◆ Text to read ◆
::::::
Joseph Keilberth (19 April 1908 – 20 July 1968) was a German conductor who specialised in opera.

Career
He started his career in the State Theatre of his native city, Karlsruhe.  In 1940 he became director of the German Philharmonic Orchestra of Prague. Near the end of World War II, he was appointed principal conductor of the venerable Saxon State Opera Orchestra in Dresden.  In 1949 he became chief conductor of the Bamberg Symphony, formed mainly of German musicians expelled from postwar Czechoslovakia under the Beneš decrees.

Ring Cycles at Bayreuth and in recording
Keilberth was a regular at the Bayreuth Festival in the early 1950s, with complete Wagner Ring Cycles from 1952, 1953 and 1955, as well as a well-regarded recording of Die Walküre from 1954 (the whereabouts of rest of the cycle are unclear) in which Martha Mödl, perhaps the greatest Wagnerian actress and tragedian of her time, sang her only recorded Sieglinde. He made the first stereo recording of the Ring Cycle in 1955, as well as a so-called "second cycle" with Mödl, rather than Astrid Varnay, as Brünnhilde. Mödl's accounts of Brünnhilde, from the 1953 Ring as well as the 1955 "second cycle," are her only recordings of the role other than Wilhelm Furtwängler's 1953 Rome Ring and commercial Walküre in 1954.
::::::
[Listings of elements and their boxes]
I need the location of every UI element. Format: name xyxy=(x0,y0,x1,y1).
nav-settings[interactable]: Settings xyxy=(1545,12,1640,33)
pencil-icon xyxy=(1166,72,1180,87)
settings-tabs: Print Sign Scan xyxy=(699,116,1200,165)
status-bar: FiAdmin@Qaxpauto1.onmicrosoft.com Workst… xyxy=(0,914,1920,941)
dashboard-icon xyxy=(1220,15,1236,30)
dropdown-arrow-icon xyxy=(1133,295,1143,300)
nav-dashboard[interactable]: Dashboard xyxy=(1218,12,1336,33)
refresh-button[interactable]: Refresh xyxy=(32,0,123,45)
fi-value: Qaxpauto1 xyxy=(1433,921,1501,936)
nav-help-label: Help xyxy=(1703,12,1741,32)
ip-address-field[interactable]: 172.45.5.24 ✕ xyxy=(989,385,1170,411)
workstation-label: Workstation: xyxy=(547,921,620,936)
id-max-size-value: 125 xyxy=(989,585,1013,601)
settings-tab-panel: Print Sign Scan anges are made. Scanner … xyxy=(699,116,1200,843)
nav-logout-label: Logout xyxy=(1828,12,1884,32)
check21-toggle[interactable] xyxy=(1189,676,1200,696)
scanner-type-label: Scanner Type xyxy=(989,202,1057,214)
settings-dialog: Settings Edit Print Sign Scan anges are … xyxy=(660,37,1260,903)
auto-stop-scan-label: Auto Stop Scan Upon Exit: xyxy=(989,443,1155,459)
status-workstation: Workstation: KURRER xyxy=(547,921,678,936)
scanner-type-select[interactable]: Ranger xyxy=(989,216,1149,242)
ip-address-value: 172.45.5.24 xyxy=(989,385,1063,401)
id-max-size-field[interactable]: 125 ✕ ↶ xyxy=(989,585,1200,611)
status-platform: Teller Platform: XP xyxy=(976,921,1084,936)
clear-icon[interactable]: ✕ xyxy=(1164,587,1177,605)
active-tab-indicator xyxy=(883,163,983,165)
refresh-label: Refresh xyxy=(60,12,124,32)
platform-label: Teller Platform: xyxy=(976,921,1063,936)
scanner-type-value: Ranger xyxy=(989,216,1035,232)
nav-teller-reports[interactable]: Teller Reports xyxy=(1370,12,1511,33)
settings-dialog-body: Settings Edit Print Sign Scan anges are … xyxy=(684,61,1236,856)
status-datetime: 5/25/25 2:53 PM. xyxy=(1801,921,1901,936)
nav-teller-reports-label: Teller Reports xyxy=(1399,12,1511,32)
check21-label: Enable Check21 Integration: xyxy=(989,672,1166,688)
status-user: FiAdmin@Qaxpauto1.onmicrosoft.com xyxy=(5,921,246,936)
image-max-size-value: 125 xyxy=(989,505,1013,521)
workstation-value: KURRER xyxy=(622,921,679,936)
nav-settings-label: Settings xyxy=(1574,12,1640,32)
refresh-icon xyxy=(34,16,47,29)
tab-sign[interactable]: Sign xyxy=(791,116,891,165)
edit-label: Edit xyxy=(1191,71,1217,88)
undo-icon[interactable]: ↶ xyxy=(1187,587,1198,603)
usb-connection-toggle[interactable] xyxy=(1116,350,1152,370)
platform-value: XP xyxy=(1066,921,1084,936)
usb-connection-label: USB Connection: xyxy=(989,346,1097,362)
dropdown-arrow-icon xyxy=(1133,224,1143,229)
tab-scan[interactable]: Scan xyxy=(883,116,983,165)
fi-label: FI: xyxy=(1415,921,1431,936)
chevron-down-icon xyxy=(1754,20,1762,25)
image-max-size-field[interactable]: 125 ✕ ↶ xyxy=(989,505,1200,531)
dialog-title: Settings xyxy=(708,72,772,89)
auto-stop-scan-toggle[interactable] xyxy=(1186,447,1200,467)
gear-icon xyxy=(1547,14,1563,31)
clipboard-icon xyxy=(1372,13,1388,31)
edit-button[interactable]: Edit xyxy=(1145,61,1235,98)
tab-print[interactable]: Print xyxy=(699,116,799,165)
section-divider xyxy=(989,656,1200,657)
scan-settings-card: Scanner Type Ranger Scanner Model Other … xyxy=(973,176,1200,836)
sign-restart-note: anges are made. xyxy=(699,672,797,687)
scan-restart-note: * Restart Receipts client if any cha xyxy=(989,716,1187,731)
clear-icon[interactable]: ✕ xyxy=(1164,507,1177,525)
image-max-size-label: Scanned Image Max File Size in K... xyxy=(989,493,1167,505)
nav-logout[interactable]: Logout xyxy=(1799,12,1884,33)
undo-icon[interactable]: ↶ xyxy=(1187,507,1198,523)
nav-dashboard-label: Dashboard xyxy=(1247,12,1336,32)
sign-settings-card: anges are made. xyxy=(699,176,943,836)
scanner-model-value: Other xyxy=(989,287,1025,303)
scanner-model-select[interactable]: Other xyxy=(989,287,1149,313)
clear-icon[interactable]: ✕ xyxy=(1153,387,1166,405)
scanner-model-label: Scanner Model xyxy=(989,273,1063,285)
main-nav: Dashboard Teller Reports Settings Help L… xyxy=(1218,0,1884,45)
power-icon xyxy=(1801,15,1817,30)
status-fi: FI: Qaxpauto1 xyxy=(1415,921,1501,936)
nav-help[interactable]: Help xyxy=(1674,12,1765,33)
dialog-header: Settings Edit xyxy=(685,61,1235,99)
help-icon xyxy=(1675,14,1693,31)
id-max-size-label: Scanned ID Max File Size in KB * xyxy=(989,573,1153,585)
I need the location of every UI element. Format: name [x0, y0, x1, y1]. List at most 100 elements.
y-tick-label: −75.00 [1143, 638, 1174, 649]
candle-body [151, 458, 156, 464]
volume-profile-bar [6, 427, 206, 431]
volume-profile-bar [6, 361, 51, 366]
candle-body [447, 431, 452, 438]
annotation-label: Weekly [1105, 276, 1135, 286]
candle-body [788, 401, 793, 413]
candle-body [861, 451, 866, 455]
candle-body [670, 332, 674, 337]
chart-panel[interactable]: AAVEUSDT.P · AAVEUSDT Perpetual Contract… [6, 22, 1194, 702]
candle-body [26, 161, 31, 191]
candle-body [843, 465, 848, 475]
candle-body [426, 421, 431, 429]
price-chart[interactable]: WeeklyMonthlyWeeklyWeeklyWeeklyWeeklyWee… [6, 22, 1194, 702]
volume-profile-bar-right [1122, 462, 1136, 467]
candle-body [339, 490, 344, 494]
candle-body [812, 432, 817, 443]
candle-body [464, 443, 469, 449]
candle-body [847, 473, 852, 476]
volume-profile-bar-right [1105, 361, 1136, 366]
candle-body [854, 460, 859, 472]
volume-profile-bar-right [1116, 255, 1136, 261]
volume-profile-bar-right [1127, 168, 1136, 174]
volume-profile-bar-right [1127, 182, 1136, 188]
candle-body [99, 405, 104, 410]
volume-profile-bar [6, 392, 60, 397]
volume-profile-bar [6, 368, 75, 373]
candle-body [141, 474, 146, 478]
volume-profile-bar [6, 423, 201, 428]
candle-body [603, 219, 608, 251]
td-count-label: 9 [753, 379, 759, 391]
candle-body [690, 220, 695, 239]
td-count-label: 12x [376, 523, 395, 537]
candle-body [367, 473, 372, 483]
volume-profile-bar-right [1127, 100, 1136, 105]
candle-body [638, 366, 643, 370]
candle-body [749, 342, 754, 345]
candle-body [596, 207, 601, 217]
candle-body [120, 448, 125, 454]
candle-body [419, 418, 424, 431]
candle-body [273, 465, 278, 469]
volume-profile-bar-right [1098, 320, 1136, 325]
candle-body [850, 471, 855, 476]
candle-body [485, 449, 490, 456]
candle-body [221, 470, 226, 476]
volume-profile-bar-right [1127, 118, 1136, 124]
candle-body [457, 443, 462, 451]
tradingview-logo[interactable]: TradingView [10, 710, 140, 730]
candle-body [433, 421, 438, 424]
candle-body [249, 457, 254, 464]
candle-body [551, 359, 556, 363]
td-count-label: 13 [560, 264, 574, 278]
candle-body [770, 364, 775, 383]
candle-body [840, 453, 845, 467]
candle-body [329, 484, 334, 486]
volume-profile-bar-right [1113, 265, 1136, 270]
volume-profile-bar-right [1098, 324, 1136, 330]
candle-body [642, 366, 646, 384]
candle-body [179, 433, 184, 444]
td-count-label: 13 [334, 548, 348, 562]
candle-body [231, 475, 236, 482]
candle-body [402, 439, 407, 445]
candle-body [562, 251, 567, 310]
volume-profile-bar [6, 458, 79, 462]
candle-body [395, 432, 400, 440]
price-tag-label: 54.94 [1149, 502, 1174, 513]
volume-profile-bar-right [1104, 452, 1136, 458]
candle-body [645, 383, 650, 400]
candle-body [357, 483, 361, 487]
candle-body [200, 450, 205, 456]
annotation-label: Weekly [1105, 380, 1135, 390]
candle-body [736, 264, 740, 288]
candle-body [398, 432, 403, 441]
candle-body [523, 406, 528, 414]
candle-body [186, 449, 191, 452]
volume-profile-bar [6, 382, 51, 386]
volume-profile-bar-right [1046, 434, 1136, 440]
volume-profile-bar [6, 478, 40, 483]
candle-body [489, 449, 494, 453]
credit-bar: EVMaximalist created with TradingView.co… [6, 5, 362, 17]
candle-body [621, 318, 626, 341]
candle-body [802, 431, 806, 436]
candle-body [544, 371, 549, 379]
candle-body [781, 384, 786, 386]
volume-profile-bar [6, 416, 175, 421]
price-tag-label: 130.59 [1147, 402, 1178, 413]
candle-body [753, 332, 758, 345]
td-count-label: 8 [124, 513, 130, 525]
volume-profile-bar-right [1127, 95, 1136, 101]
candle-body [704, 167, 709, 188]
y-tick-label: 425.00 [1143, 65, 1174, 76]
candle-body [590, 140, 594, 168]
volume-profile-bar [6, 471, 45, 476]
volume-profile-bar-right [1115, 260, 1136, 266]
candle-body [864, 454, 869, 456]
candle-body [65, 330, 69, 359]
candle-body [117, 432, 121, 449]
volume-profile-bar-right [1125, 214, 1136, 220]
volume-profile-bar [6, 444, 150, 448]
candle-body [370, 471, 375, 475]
::::::
◆ Work to complete ◆
1. According to the Keilberth text, which orchestra did he become chief conductor of in 1949?
2. Copy the Keilberth text word for word from "Ring Cycles at" to "Walküre in 1954.".
The records are separate material and have nothing to do with the Keilberth text.

◆ Expected responses ◆
1. The Bamberg Symphony.

2.
Ring Cycles at Bayreuth and in recording
Keilberth was a regular at the Bayreuth Festival in the early 1950s, with complete Wagner Ring Cycles from 1952, 1953 and 1955, as well as a well-regarded recording of Die Walküre from 1954 (the whereabouts of rest of the cycle are unclear) in which Martha Mödl, perhaps the greatest Wagnerian actress and tragedian of her time, sang her only recorded Sieglinde. He made the first stereo recording of the Ring Cycle in 1955, as well as a so-called "second cycle" with Mödl, rather than Astrid Varnay, as Brünnhilde. Mödl's accounts of Brünnhilde, from the 1953 Ring as well as the 1955 "second cycle," are her only recordings of the role other than Wilhelm Furtwängler's 1953 Rome Ring and commercial Walküre in 1954.